WRITTEN INSTRUCTION 1 =>
Restate word for word the portion of the All Saints Sunday sermon below between "Sermon for All" and "2001 and 2003.", inclusive.

PASSAGE TO READ =>
---+---

Sermon for All Saints Sunday 3rd November 2024

I once read that the world is made up of two kinds of people; those who have read The Lord of the Rings and those who are going to read it. I don’t know if that’s true or not and if it is, I’m somewhere on the journey between those two states because I’ve read two volumes of the trilogy but haven’t yet got around to reading the third volume. But whether you have read or are going to read The Lord of the Rings, you must know something about it. And even if you haven’t read the books, there can’t be many of you who haven’t seen at least some of the film adaptations of them that were released between 2001 and 2003. 

Despite many things in The Lord of the Rings being drawn from pagan mythology, it’s a work full of Christian themes; good versus evil, humility versus pride, mission, redemptive suffering, death and immortality, grace and providence. These things are all there in the work and that’s not surprising because the author, JRR Tolkien, was a devout Roman Catholic. He’s credited with being a significant influence on the great Christian author CS Lewis’ conversion to Christianity and Tolkien himself said that  The Lord of the Rings is “a fundamentally religious and Catholic work”.  But amongst the Christian themes and imagery in The Lord of the Rings, there’s one scene that I think is perhaps particularly suitable for today, All Saints Sunday, because it can teach us great deal about what it means to be a saint. To be the saints that we’re all called to be as disciples of Christ.

The Scene is The Council of Elrond where representatives of the various peoples of Middle Earth gather to decide what’s to be done with the One Ring. They know they have to prevent it from falling into the hands of the Dark Lord, Sauron, because if they don’t, evil will rule over the whole earth. They’re told that the ring has to be taken into Mordor and be destroyed, but some don’t want that, they want to use the ring for themselves and when they’re told that’s not possible, they belittle those who say it and refuse to acknowledge their allegiance to them. Others are willing to destroy the ring and think they know the best and easiest way to do it. Some think they’re the best ones to carry out the task and don’t want certain others to play any part at all In the mission. In the end the Council dissolves into a heated argument between those concerned, with people on their feet, shouting and pointing their fingers at one another. And while all this is going on the wizard, Gandalf, who in Christian terminology is essentially an angel, looks on and shakes his head in despair.

And isn’t that just like the Church? The Church which has its divinely ordained mission to fight against sin the world and the devil, as our baptismal liturgy puts it. And yet spends so much of its time arguing about how to carry out its mission rather than getting on with it. Which engages in so many mutually destructive internecine arguments about who knows best and who, in their opinion, is and isn’t part of the fellowship that this mission has been given to. About who’s in charge of the fellowship. Even whether they’re willing to be part of a fellowship that includes those with whom they disagree. And can we doubt that while all this goes on and evil goes unchallenged because of it, the heavenly host looks on in despair and shake their heads?

---+---

WRITTEN INSTRUCTION 2 =>
Quote the lines of the records below between the line holding "step-label: STEP [10, 11, 67, 35]" and the line holding "582, 407, 617]", inclusive.

(Element box records)
---+---

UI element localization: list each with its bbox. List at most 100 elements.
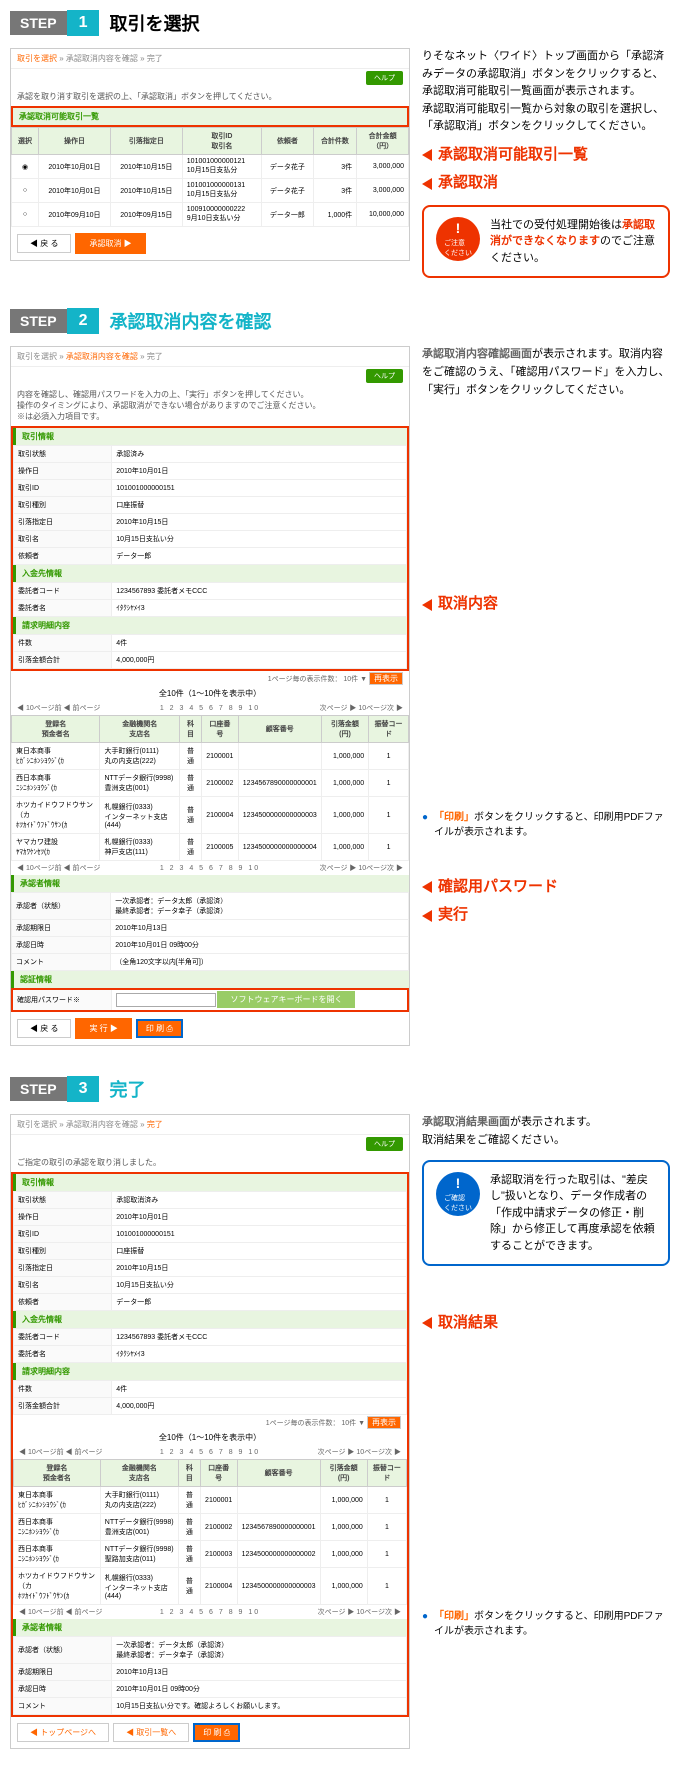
step-label: STEP [10, 11, 67, 35]
confirm-badge: ! ご確認 ください [436, 1172, 480, 1216]
step1-screen: 取引を選択 » 承認取消内容を確認 » 完了 ヘルプ 承認を取り消す取引を選択の… [10, 48, 410, 261]
bc-b: 承認取消内容を確認 [66, 1120, 138, 1129]
deposit-info: 委託者コード1234567893 委託者メモCCC委託者名ｲﾀｸｼﾔﾒｲ3 [13, 582, 407, 617]
pager-top: 1ページ毎の表示件数： 10件 ▼ 再表示 [13, 1415, 407, 1430]
step1-header: STEP 1 取引を選択 [10, 10, 670, 36]
bc-a: 取引を選択 [17, 352, 57, 361]
prev[interactable]: ◀ 前ページ [66, 1449, 103, 1456]
confirm-text: 承認取消を行った取引は、"差戻し"扱いとなり、データ作成者の「作成中請求データの… [490, 1172, 656, 1255]
cancel-content-frame: 取引情報 取引状態承認済み操作日2010年10月01日取引ID101001000… [11, 426, 409, 671]
prev[interactable]: ◀ 前ページ [64, 865, 101, 872]
prev10[interactable]: ◀ 10ページ前 [17, 865, 62, 872]
step2-header: STEP 2 承認取消内容を確認 [10, 308, 670, 334]
password-input[interactable] [116, 993, 216, 1007]
next10[interactable]: 10ページ次 ▶ [356, 1609, 401, 1616]
auth-info: 確認用パスワード※ ソフトウェアキーボードを開く [11, 988, 409, 1012]
help-button[interactable]: ヘルプ [366, 71, 403, 85]
prev10[interactable]: ◀ 10ページ前 [19, 1449, 64, 1456]
approver-info: 承認者（状態）一次承認者：データ太郎（承認済） 最終承認者：データ幸子（承認済）… [11, 892, 409, 971]
button-row: ◀ 戻 る 実 行 ▶ 印 刷 ⎙ [11, 1012, 409, 1045]
page-size[interactable]: 1ページ毎の表示件数： 10件 ▼ [268, 676, 367, 683]
next10[interactable]: 10ページ次 ▶ [358, 705, 403, 712]
step-title: 承認取消内容を確認 [109, 308, 271, 334]
prev[interactable]: ◀ 前ページ [64, 705, 101, 712]
prev10[interactable]: ◀ 10ページ前 [19, 1609, 64, 1616]
step3-description: 承認取消結果画面が表示されます。取消結果をご確認ください。 [422, 1114, 670, 1149]
prev[interactable]: ◀ 前ページ [66, 1609, 103, 1616]
pager: ◀ 10ページ前 ◀ 前ページ 1 2 3 4 5 6 7 8 9 10 次ペー… [11, 701, 409, 715]
page-numbers[interactable]: 1 2 3 4 5 6 7 8 9 10 [160, 705, 260, 712]
help-button[interactable]: ヘルプ [366, 1137, 403, 1151]
sec-auth: 認証情報 [11, 971, 409, 988]
callout-list: 承認取消可能取引一覧 [422, 144, 670, 167]
pager: ◀ 10ページ前 ◀ 前ページ 1 2 3 4 5 6 7 8 9 10 次ペー… [13, 1445, 407, 1459]
soft-keyboard-button[interactable]: ソフトウェアキーボードを開く [217, 991, 355, 1008]
next[interactable]: 次ページ ▶ [318, 1449, 355, 1456]
detail-table: 登録名 預金者名金融機関名 支店名科目口座番号顧客番号引落金額(円)振替コード … [11, 715, 409, 861]
execute-button[interactable]: 実 行 ▶ [75, 1018, 131, 1039]
bc-b: 承認取消内容を確認 [66, 352, 138, 361]
transaction-info: 取引状態承認済み操作日2010年10月01日取引ID10100100000015… [13, 445, 407, 565]
step-number: 3 [67, 1076, 100, 1102]
step-number: 2 [67, 308, 100, 334]
warning-box: ! ご注意 ください 当社での受付処理開始後は承認取消ができなくなりますのでご注… [422, 205, 670, 279]
callout-cancel: 承認取消 [422, 172, 670, 195]
bc-b: 承認取消内容を確認 [66, 54, 138, 63]
instruction-text: 内容を確認し、確認用パスワードを入力の上、「実行」ボタンを押してください。 操作… [11, 385, 409, 426]
breadcrumb: 取引を選択 » 承認取消内容を確認 » 完了 [11, 347, 409, 367]
step-title: 取引を選択 [109, 10, 199, 36]
button-row: ◀ トップページへ ◀ 取引一覧へ 印 刷 ⎙ [11, 1717, 409, 1748]
step-label: STEP [10, 309, 67, 333]
page-numbers[interactable]: 1 2 3 4 5 6 7 8 9 10 [160, 865, 260, 872]
billing-info: 件数4件引落金額合計4,000,000円 [13, 1380, 407, 1415]
next[interactable]: 次ページ ▶ [320, 865, 357, 872]
redisplay-button[interactable]: 再表示 [367, 1416, 401, 1429]
next10[interactable]: 10ページ次 ▶ [358, 865, 403, 872]
step-number: 1 [67, 10, 100, 36]
next[interactable]: 次ページ ▶ [320, 705, 357, 712]
help-button[interactable]: ヘルプ [366, 369, 403, 383]
print-button[interactable]: 印 刷 ⎙ [136, 1019, 183, 1038]
page-size[interactable]: 1ページ毎の表示件数： 10件 ▼ [266, 1420, 365, 1427]
pager-bottom: ◀ 10ページ前 ◀ 前ページ 1 2 3 4 5 6 7 8 9 10 次ペー… [13, 1605, 407, 1619]
back-button[interactable]: ◀ 戻 る [17, 1019, 71, 1038]
sec-approver: 承認者情報 [11, 875, 409, 892]
bc-c: 完了 [147, 54, 163, 63]
next[interactable]: 次ページ ▶ [318, 1609, 355, 1616]
instruction-text: ご指定の取引の承認を取り消しました。 [11, 1153, 409, 1172]
pager-top: 1ページ毎の表示件数： 10件 ▼ 再表示 [11, 671, 409, 686]
step2-screen: 取引を選択 » 承認取消内容を確認 » 完了 ヘルプ 内容を確認し、確認用パスワ… [10, 346, 410, 1046]
bc-c: 完了 [147, 352, 163, 361]
breadcrumb: 取引を選択 » 承認取消内容を確認 » 完了 [11, 1115, 409, 1135]
all-count: 全10件（1～10件を表示中） [11, 686, 409, 701]
breadcrumb: 取引を選択 » 承認取消内容を確認 » 完了 [11, 49, 409, 69]
top-button[interactable]: ◀ トップページへ [17, 1723, 109, 1742]
callout-execute: 実行 [422, 904, 670, 927]
password-label: 確認用パスワード※ [12, 989, 111, 1011]
redisplay-button[interactable]: 再表示 [369, 672, 403, 685]
step-label: STEP [10, 1077, 67, 1101]
sec-billing: 請求明細内容 [13, 1363, 407, 1380]
all-count: 全10件（1～10件を表示中） [13, 1430, 407, 1445]
next10[interactable]: 10ページ次 ▶ [356, 1449, 401, 1456]
callout-content: 取消内容 [422, 593, 670, 616]
result-frame: 取引情報 取引状態承認取消済み操作日2010年10月01日取引ID1010010… [11, 1172, 409, 1717]
pager-bottom: ◀ 10ページ前 ◀ 前ページ 1 2 3 4 5 6 7 8 9 10 次ペー… [11, 861, 409, 875]
back-button[interactable]: ◀ 戻 る [17, 234, 71, 253]
detail-table: 登録名 預金者名金融機関名 支店名科目口座番号顧客番号引落金額(円)振替コード … [13, 1459, 407, 1605]
page-numbers[interactable]: 1 2 3 4 5 6 7 8 9 10 [160, 1449, 260, 1456]
bc-c: 完了 [147, 1120, 163, 1129]
step1-description: りそなネット〈ワイド〉トップ画面から「承認済みデータの承認取消」ボタンをクリック… [422, 48, 670, 136]
print-button[interactable]: 印 刷 ⎙ [193, 1723, 240, 1742]
page-numbers[interactable]: 1 2 3 4 5 6 7 8 9 10 [160, 1609, 260, 1616]
instruction-text: 承認を取り消す取引を選択の上、「承認取消」ボタンを押してください。 [11, 87, 409, 106]
transaction-table: 選択操作日引落指定日取引ID 取引名依頼者合計件数合計金額 （円） ◉2010年… [11, 127, 409, 227]
sec-transaction: 取引情報 [13, 428, 407, 445]
bc-a: 取引を選択 [17, 54, 57, 63]
approval-cancel-button[interactable]: 承認取消 ▶ [75, 233, 145, 254]
list-button[interactable]: ◀ 取引一覧へ [113, 1723, 189, 1742]
step3-screen: 取引を選択 » 承認取消内容を確認 » 完了 ヘルプ ご指定の取引の承認を取り消… [10, 1114, 410, 1749]
prev10[interactable]: ◀ 10ページ前 [17, 705, 62, 712]
step-title: 完了 [109, 1076, 145, 1102]
deposit-info: 委託者コード1234567893 委託者メモCCC委託者名ｲﾀｸｼﾔﾒｲ3 [13, 1328, 407, 1363]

---+---

COMPLETE ANSWER 1 =>
Sermon for All Saints Sunday 3rd November 2024

I once read that the world is made up of two kinds of people; those who have read The Lord of the Rings and those who are going to read it. I don’t know if that’s true or not and if it is, I’m somewhere on the journey between those two states because I’ve read two volumes of the trilogy but haven’t yet got around to reading the third volume. But whether you have read or are going to read The Lord of the Rings, you must know something about it. And even if you haven’t read the books, there can’t be many of you who haven’t seen at least some of the film adaptations of them that were released between 2001 and 2003.

COMPLETE ANSWER 2 =>
step-label: STEP [10, 11, 67, 35]
confirm-badge: ! ご確認 ください [436, 1172, 480, 1216]
step1-screen: 取引を選択 » 承認取消内容を確認 » 完了 ヘルプ 承認を取り消す取引を選択の… [10, 48, 410, 261]
bc-b: 承認取消内容を確認 [66, 1120, 138, 1129]
deposit-info: 委託者コード1234567893 委託者メモCCC委託者名ｲﾀｸｼﾔﾒｲ3 [13, 582, 407, 617]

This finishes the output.